- [Requirement]: Copy out each line of the material in which the word "JSON" appears.

- [Material for this exercise]:
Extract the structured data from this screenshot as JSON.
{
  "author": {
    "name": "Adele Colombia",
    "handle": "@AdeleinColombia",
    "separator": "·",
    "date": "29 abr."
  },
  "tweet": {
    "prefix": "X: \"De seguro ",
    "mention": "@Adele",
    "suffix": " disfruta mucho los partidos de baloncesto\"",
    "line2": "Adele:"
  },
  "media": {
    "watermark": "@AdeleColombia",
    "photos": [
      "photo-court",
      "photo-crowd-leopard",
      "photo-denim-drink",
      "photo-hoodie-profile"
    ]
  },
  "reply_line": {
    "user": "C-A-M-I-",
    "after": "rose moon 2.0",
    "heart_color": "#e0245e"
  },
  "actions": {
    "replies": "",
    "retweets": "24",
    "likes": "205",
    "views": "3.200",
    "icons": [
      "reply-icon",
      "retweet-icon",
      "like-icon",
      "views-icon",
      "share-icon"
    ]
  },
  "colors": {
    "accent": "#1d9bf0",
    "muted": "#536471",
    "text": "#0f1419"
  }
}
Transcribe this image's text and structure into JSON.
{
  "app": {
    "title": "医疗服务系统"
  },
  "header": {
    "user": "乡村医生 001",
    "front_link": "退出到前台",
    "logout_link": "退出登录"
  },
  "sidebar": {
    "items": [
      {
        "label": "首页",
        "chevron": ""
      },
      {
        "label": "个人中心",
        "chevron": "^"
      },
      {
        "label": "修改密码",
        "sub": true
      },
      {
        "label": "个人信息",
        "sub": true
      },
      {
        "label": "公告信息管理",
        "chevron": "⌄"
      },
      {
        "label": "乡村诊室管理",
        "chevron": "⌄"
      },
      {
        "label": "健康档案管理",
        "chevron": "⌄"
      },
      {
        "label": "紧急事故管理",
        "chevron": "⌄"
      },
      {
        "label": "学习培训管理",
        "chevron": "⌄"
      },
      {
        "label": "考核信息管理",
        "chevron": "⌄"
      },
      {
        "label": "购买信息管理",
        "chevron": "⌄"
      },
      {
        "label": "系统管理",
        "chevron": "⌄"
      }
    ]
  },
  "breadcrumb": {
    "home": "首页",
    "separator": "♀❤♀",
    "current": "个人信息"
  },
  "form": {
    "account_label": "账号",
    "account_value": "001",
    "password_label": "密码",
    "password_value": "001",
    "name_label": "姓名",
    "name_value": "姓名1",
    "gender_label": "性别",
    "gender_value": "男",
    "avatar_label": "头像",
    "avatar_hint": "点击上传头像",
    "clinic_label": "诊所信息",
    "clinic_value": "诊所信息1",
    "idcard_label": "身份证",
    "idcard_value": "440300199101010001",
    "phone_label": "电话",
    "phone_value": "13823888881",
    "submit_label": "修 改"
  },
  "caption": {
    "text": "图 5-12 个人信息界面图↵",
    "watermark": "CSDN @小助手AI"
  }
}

- [In response]:
Extract the structured data from this screenshot as JSON.
Transcribe this image's text and structure into JSON.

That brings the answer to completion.